Action item.
In the passage on immigrant investor visas below, reproduce the text between "I have mixed" and "CIS described previously.", inclusive.

The British establishmentarian magazine The Economist has an idea that, with a little tweaking, could both reduce immigration to the United States and give us at least $4 billion a year more for, say, the Social Security trust funds.
I have mixed views about the publication; it is flagrantly pro-additional migration and Tory in its politics, as I am not, but it does shed light on some of my issues that get little attention in the American media — such as UK by-elections and politics in Fiji, Montenegro, and Serbia. So I read it.
The current issue includes an article on the UK Migration Advisory Committee's (MAC) suggestions about Britain's immigrant investor program, which we at CIS described previously.
The MAC sensibly proposed that the price the UK charges for investor visas be increased to a minimum of £2.5 million (about US$4 million), with fast-acting premium ones auctioned off at a somewhat higher price. In contrast, the American EB-5 program gives a family-sized set of green cards to investors who place a mere half a million in a DHS-approved (but not guaranteed) investment. The MAC, in short, is suggesting a price eight times as large as that now charged in the United States, with the money going to the Treasury, not to some shopping mall or condo development, as is the case in America. The assumption is that legal residence in the UK or the United States is worth a lot more to the very rich than we are now charging.
The Economist writes:
An auction would have two clear advantages over the current system: the number of visas could be easily controlled, and they would sell for more. A revenue-maximising government should prefer an auction based on single sealed bids. ... More than an "English" auction, where bids are public, this would play on applicants' fears of missing out, encouraging high rollers to bid closer to what they are willing to pay, rather than just a fraction more than their competitors.
To modify this proposal for the American scene, where there is a ceiling of 10,000 visas (for both investors and family members, combined), I would suggest the following: The INA should be changed to allow no more than 1,000 immigrant investors (and families) thus producing about 3,000-3,500 admissions, a potential reduction of 6,500 or 7,000 a year, an important gain in itself. (At maximum, the current system brings $1.5 billion a year to the United States.)

Recorded data.
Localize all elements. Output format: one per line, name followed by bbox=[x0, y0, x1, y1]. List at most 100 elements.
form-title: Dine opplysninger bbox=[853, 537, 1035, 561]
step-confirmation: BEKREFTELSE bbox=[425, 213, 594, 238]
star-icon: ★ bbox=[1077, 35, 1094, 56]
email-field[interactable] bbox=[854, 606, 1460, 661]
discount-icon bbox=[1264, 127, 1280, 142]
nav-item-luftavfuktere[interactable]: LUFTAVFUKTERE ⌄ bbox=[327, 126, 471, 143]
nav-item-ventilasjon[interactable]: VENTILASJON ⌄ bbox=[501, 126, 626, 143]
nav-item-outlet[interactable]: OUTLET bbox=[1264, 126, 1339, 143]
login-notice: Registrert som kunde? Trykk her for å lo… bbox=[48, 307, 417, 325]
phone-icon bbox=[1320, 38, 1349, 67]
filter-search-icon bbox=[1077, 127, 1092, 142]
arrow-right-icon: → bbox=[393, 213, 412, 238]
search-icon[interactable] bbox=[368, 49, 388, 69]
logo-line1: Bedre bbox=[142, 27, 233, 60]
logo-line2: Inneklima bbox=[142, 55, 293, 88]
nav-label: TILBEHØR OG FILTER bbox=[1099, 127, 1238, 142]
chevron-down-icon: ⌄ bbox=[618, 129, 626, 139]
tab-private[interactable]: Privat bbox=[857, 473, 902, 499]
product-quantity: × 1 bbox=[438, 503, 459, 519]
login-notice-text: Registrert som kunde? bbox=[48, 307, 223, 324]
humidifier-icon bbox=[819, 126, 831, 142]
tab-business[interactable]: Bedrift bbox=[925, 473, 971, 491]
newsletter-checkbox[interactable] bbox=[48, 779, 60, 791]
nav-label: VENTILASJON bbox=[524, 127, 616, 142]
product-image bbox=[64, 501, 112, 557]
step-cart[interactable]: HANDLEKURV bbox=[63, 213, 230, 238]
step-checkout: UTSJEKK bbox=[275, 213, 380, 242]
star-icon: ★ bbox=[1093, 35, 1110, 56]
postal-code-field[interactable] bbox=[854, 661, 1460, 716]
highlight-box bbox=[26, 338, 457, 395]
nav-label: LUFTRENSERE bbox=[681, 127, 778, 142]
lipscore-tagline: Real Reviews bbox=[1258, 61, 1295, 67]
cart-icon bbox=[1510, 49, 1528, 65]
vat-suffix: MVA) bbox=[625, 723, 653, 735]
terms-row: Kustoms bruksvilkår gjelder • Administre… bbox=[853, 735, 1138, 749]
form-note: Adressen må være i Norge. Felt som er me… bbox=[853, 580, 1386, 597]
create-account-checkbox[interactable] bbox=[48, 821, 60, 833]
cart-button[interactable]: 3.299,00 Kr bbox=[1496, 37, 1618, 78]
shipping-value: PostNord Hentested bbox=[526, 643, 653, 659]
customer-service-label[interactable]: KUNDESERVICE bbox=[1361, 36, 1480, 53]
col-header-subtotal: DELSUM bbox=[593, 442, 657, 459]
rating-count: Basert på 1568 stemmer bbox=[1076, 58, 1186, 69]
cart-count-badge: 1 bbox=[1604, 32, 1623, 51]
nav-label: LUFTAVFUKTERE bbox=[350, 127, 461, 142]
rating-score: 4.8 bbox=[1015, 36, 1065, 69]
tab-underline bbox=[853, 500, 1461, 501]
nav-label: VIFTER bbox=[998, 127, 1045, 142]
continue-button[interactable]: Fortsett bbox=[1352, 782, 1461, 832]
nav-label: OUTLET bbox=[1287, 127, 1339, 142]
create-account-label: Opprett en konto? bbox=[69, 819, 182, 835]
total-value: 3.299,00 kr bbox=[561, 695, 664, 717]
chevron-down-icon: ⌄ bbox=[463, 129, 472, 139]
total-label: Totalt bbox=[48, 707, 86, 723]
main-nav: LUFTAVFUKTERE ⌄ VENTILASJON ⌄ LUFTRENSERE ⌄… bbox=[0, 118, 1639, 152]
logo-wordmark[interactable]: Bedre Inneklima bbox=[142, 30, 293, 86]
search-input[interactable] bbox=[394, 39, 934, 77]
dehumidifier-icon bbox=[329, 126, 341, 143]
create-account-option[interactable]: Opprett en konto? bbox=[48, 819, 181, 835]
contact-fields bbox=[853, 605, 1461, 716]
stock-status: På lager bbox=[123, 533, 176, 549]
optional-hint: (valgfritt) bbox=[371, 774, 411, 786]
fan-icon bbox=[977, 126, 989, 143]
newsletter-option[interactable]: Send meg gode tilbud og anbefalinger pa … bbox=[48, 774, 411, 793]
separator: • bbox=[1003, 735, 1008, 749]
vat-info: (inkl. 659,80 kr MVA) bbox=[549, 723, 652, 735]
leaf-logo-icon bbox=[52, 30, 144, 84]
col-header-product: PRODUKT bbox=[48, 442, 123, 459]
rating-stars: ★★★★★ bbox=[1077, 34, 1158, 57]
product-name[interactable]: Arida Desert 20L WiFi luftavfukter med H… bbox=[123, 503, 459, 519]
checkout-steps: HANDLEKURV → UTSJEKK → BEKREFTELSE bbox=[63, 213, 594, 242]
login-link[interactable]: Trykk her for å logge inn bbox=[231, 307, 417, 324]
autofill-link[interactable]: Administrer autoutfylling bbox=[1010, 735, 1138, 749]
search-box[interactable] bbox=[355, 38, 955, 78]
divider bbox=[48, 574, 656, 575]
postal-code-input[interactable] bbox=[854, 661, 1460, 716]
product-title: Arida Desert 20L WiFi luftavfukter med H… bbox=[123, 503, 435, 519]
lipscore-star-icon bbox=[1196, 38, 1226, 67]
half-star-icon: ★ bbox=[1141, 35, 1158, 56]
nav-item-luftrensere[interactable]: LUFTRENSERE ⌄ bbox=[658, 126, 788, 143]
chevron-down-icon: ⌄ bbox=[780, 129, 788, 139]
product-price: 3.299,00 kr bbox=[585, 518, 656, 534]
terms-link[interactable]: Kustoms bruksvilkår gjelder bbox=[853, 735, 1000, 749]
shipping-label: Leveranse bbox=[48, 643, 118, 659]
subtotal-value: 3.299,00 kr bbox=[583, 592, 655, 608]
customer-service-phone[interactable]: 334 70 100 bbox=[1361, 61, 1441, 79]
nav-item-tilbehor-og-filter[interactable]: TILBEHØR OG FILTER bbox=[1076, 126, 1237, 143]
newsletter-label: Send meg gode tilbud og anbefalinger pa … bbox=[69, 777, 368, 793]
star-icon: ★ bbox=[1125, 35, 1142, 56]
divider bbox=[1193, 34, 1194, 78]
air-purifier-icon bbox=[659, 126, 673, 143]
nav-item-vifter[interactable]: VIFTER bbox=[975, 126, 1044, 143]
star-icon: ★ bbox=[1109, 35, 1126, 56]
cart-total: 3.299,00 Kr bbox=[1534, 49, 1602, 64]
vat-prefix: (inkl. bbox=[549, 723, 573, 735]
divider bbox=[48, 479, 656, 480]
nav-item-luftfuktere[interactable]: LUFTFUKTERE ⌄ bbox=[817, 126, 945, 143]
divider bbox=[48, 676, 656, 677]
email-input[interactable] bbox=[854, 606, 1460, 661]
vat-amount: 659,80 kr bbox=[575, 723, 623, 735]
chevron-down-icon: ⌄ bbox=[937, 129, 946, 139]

Response area.
I have mixed views about the publication; it is flagrantly pro-additional migration and Tory in its politics, as I am not, but it does shed light on some of my issues that get little attention in the American media — such as UK by-elections and politics in Fiji, Montenegro, and Serbia. So I read it.
The current issue includes an article on the UK Migration Advisory Committee's (MAC) suggestions about Britain's immigrant investor program, which we at CIS described previously.